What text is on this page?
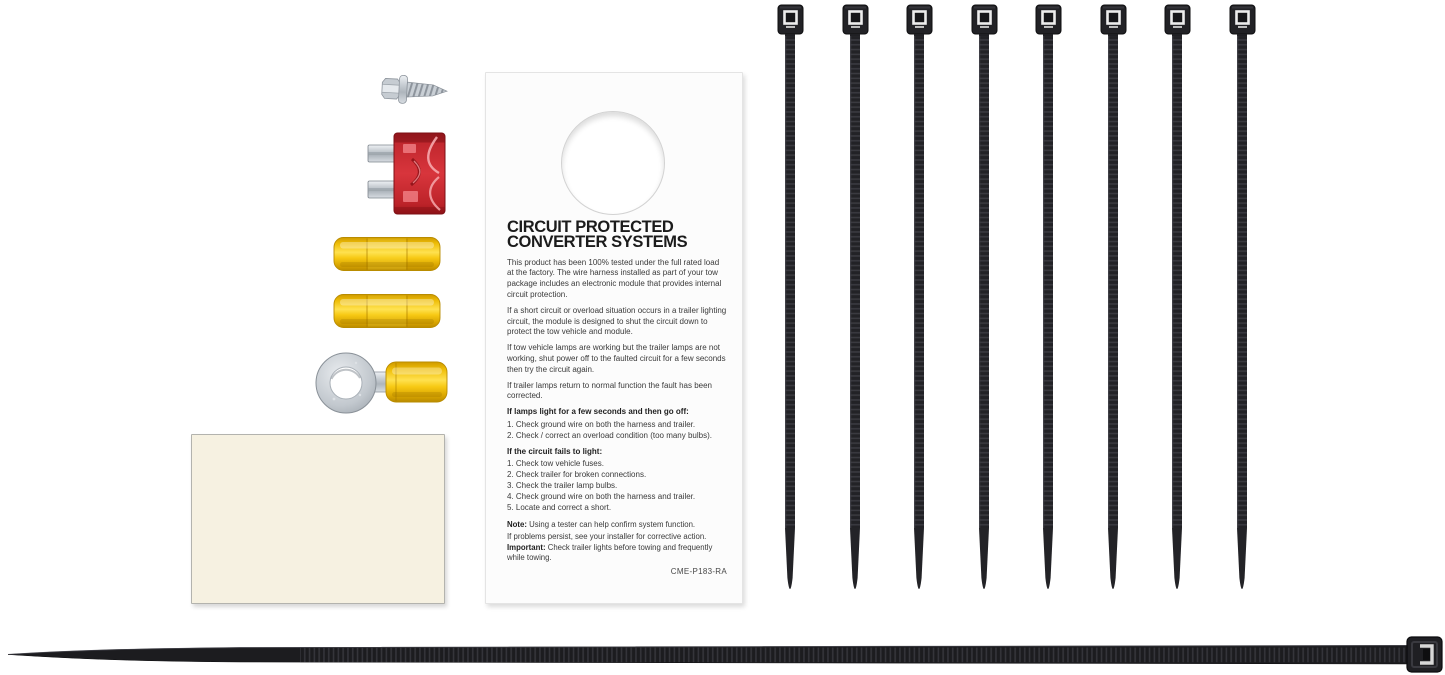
CIRCUIT PROTECTED
CONVERTER SYSTEMS

This product has been 100% tested under the full rated load at the factory. The wire harness installed as part of your tow package includes an electronic module that provides internal circuit protection.

If a short circuit or overload situation occurs in a trailer lighting circuit, the module is designed to shut the circuit down to protect the tow vehicle and module.

If tow vehicle lamps are working but the trailer lamps are not working, shut power off to the faulted circuit for a few seconds then try the circuit again.

If trailer lamps return to normal function the fault has been corrected.

If lamps light for a few seconds and then go off:
1. Check ground wire on both the harness and trailer.
2. Check / correct an overload condition (too many bulbs).
If the circuit fails to light:
1. Check tow vehicle fuses.
2. Check trailer for broken connections.
3. Check the trailer lamp bulbs.
4. Check ground wire on both the harness and trailer.
5. Locate and correct a short.

Note: Using a tester can help confirm system function.

If problems persist, see your installer for corrective action.

Important: Check trailer lights before towing and frequently while towing.

CME-P183-RA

TASK DETAILS: From the material, report only how many lines include the word "trailer".

WRITTEN REPLY: 8